Short problem
The records below are made of lines; count those holding the word "million" and give the number only.

Material for this task
# # # # #
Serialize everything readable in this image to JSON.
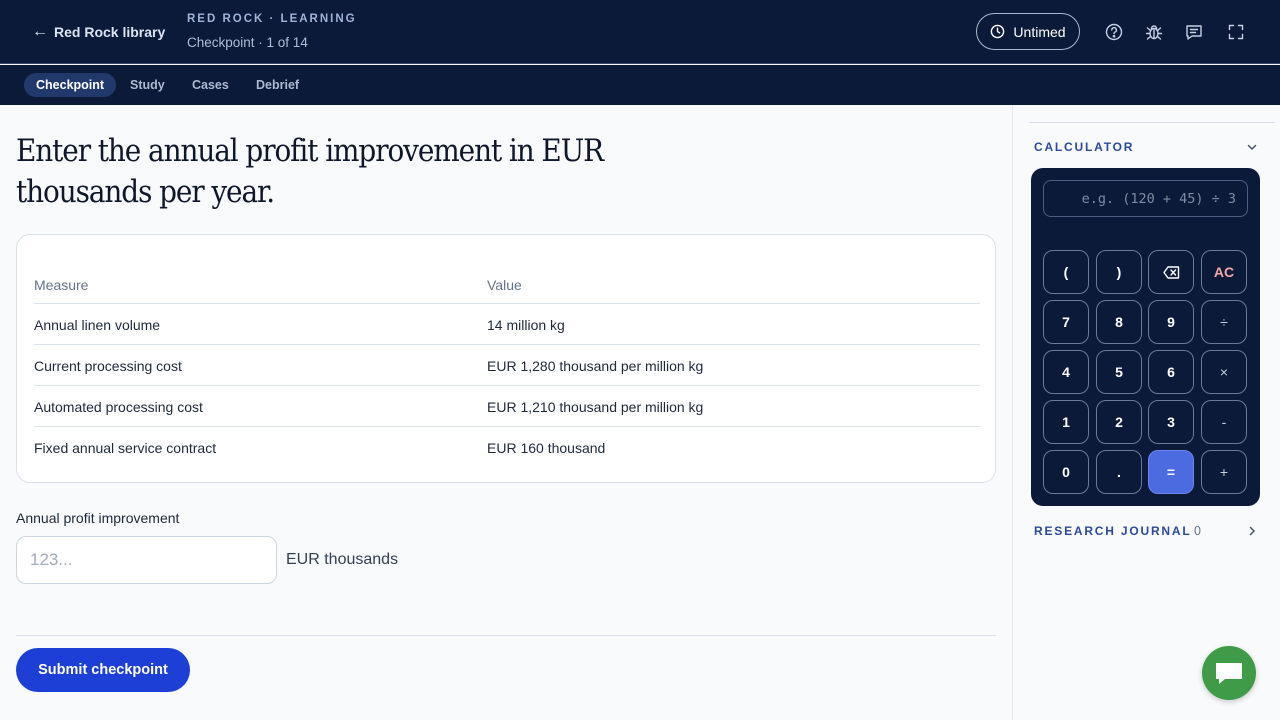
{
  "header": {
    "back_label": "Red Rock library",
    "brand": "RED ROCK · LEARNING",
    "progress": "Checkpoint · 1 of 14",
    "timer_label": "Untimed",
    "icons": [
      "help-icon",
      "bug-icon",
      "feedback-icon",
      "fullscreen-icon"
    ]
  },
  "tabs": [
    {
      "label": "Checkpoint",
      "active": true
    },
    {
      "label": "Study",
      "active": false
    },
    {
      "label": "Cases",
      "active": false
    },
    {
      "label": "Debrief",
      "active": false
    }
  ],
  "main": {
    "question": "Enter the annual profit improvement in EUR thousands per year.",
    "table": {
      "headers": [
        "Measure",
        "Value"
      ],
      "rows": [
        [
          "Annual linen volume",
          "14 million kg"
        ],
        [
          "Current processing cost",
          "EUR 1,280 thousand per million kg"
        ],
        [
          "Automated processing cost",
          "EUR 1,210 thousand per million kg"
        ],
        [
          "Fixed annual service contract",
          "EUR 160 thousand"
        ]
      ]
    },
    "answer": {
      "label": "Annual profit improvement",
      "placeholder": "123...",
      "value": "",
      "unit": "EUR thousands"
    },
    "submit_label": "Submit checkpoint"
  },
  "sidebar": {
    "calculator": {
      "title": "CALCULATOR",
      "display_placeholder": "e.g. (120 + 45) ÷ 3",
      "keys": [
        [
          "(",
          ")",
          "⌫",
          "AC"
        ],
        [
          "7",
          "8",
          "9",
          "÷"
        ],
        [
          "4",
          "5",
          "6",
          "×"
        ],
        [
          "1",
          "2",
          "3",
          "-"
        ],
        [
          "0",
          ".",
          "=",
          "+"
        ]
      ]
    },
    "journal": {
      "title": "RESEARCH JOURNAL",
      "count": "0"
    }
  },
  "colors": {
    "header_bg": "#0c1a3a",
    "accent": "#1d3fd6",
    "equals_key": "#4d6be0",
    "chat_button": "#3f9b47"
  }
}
# # # # #
Full response
3